--- BEGIN ---
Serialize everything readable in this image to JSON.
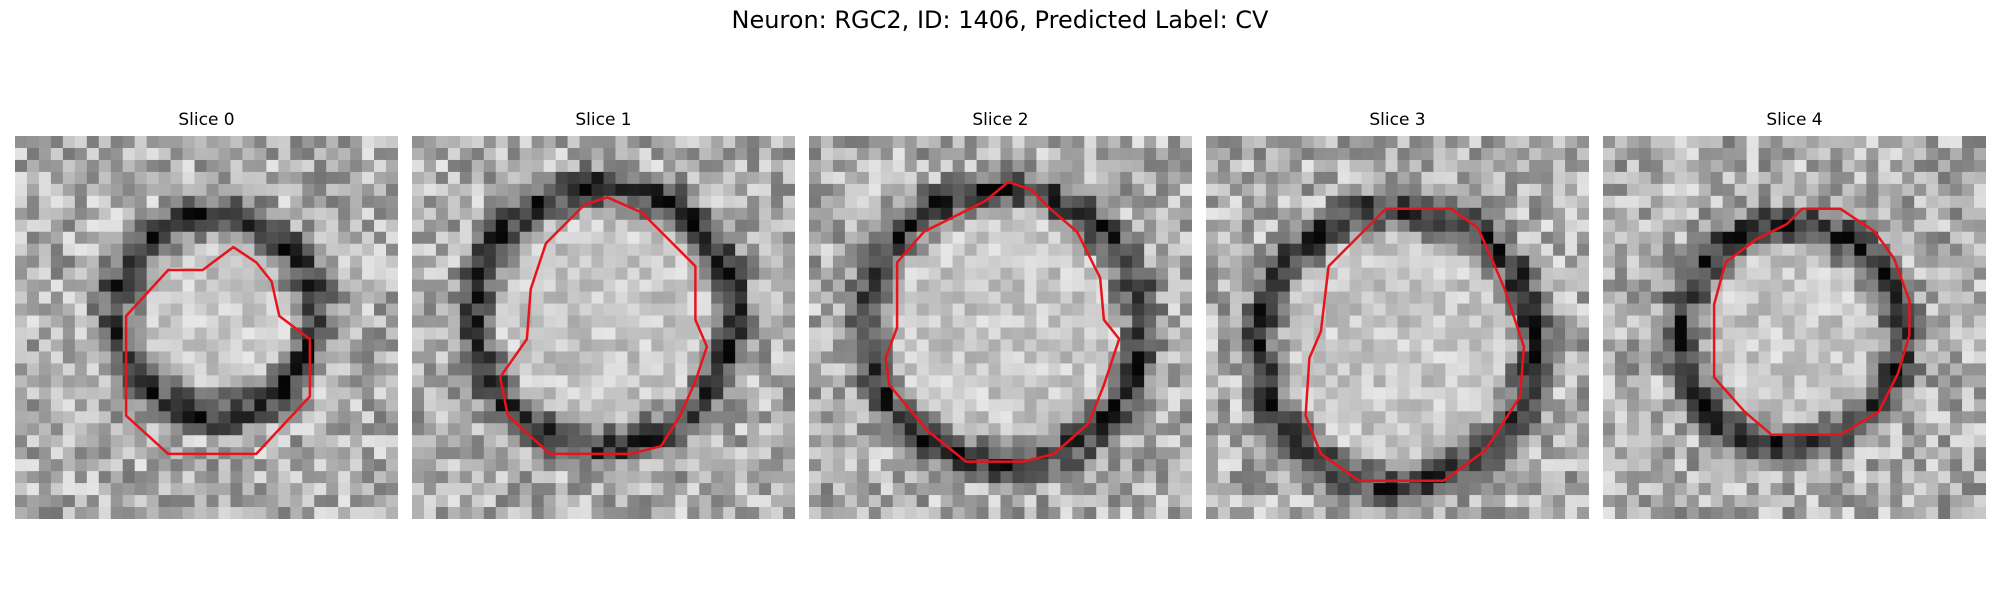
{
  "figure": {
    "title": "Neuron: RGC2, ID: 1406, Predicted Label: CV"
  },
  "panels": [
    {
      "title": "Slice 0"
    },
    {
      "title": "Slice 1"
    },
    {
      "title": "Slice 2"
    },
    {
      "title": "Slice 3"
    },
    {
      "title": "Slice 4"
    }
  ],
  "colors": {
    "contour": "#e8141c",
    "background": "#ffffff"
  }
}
--- END ---
Given instruction = Copy the records exactly. Skip the pictures.

Complete response =
Serialize everything readable in this image to JSON.
{
  "figure": {
    "title": "Neuron: RGC2, ID: 1406, Predicted Label: CV"
  },
  "panels": [
    {
      "title": "Slice 0"
    },
    {
      "title": "Slice 1"
    },
    {
      "title": "Slice 2"
    },
    {
      "title": "Slice 3"
    },
    {
      "title": "Slice 4"
    }
  ],
  "colors": {
    "contour": "#e8141c",
    "background": "#ffffff"
  }
}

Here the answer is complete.